WHAT THIS TASK INVOLVES -
Give back the full listing verbatim, apart from its images.

DATASET CONTENT -
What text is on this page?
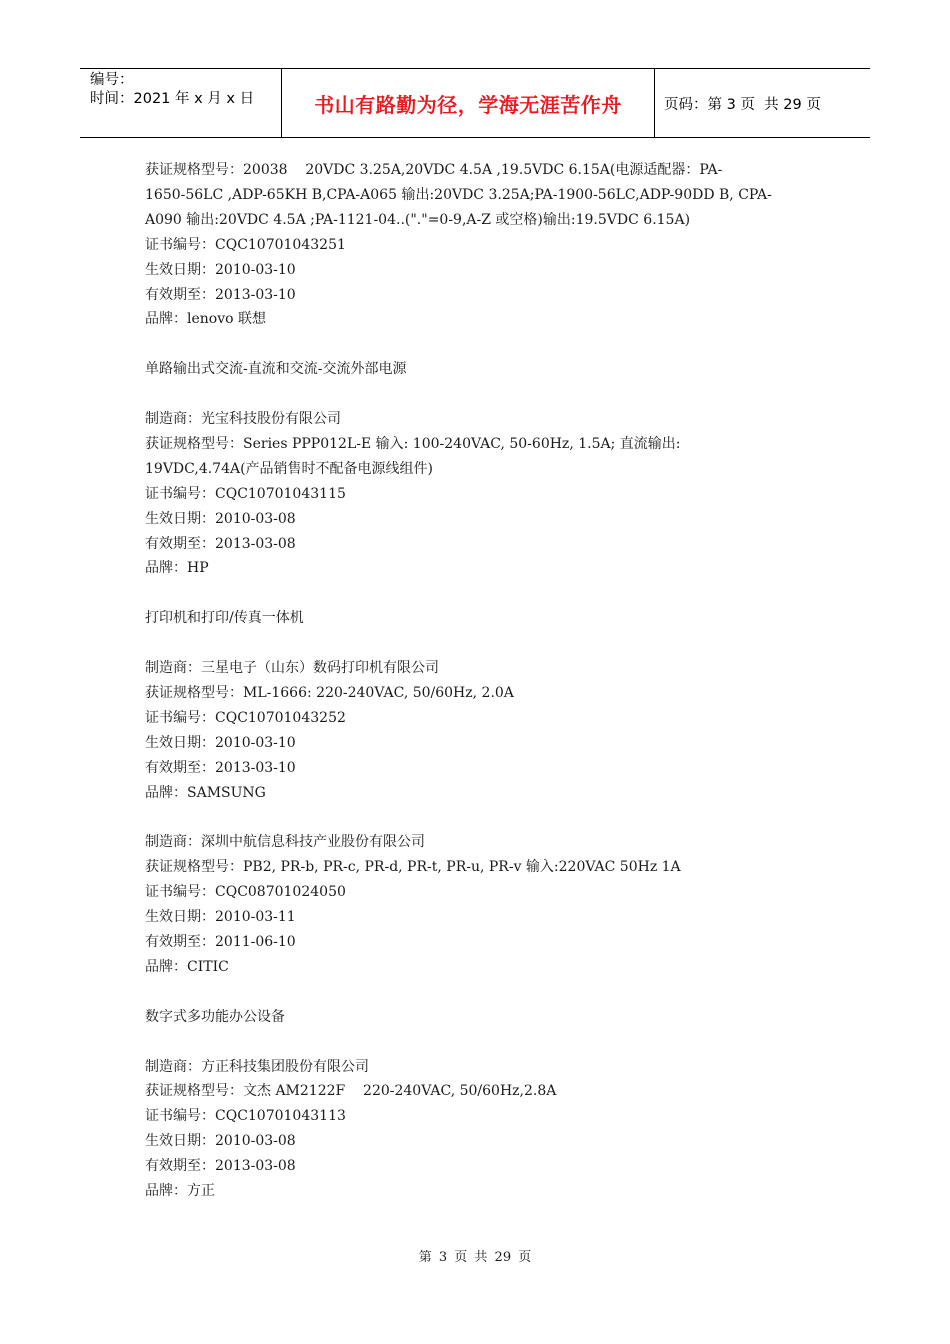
编号：
时间：2021 年 x 月 x 日	书山有路勤为径，学海无涯苦作舟	页码：第 3 页  共 29 页

获证规格型号：20038    20VDC 3.25A,20VDC 4.5A ,19.5VDC 6.15A(电源适配器：PA-

1650-56LC ,ADP-65KH B,CPA-A065 输出:20VDC 3.25A;PA-1900-56LC,ADP-90DD B, CPA-

A090 输出:20VDC 4.5A ;PA-1121-04..("."=0-9,A-Z 或空格)输出:19.5VDC 6.15A)

证书编号：CQC10701043251

生效日期：2010-03-10

有效期至：2013-03-10

品牌：lenovo 联想

单路输出式交流-直流和交流-交流外部电源

制造商：光宝科技股份有限公司

获证规格型号：Series PPP012L-E 输入: 100-240VAC, 50-60Hz, 1.5A; 直流输出:

19VDC,4.74A(产品销售时不配备电源线组件)

证书编号：CQC10701043115

生效日期：2010-03-08

有效期至：2013-03-08

品牌：HP

打印机和打印/传真一体机

制造商：三星电子（山东）数码打印机有限公司

获证规格型号：ML-1666: 220-240VAC, 50/60Hz, 2.0A

证书编号：CQC10701043252

生效日期：2010-03-10

有效期至：2013-03-10

品牌：SAMSUNG

制造商：深圳中航信息科技产业股份有限公司

获证规格型号：PB2, PR-b, PR-c, PR-d, PR-t, PR-u, PR-v 输入:220VAC 50Hz 1A

证书编号：CQC08701024050

生效日期：2010-03-11

有效期至：2011-06-10

品牌：CITIC

数字式多功能办公设备

制造商：方正科技集团股份有限公司

获证规格型号：文杰 AM2122F    220-240VAC, 50/60Hz,2.8A

证书编号：CQC10701043113

生效日期：2010-03-08

有效期至：2013-03-08

品牌：方正

第 3 页 共 29 页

WORKED SOLUTION -
What text is on this page?
编号：
时间：2021 年 x 月 x 日	书山有路勤为径，学海无涯苦作舟	页码：第 3 页  共 29 页

获证规格型号：20038    20VDC 3.25A,20VDC 4.5A ,19.5VDC 6.15A(电源适配器：PA-

1650-56LC ,ADP-65KH B,CPA-A065 输出:20VDC 3.25A;PA-1900-56LC,ADP-90DD B, CPA-

A090 输出:20VDC 4.5A ;PA-1121-04..("."=0-9,A-Z 或空格)输出:19.5VDC 6.15A)

证书编号：CQC10701043251

生效日期：2010-03-10

有效期至：2013-03-10

品牌：lenovo 联想

单路输出式交流-直流和交流-交流外部电源

制造商：光宝科技股份有限公司

获证规格型号：Series PPP012L-E 输入: 100-240VAC, 50-60Hz, 1.5A; 直流输出:

19VDC,4.74A(产品销售时不配备电源线组件)

证书编号：CQC10701043115

生效日期：2010-03-08

有效期至：2013-03-08

品牌：HP

打印机和打印/传真一体机

制造商：三星电子（山东）数码打印机有限公司

获证规格型号：ML-1666: 220-240VAC, 50/60Hz, 2.0A

证书编号：CQC10701043252

生效日期：2010-03-10

有效期至：2013-03-10

品牌：SAMSUNG

制造商：深圳中航信息科技产业股份有限公司

获证规格型号：PB2, PR-b, PR-c, PR-d, PR-t, PR-u, PR-v 输入:220VAC 50Hz 1A

证书编号：CQC08701024050

生效日期：2010-03-11

有效期至：2011-06-10

品牌：CITIC

数字式多功能办公设备

制造商：方正科技集团股份有限公司

获证规格型号：文杰 AM2122F    220-240VAC, 50/60Hz,2.8A

证书编号：CQC10701043113

生效日期：2010-03-08

有效期至：2013-03-08

品牌：方正

第 3 页 共 29 页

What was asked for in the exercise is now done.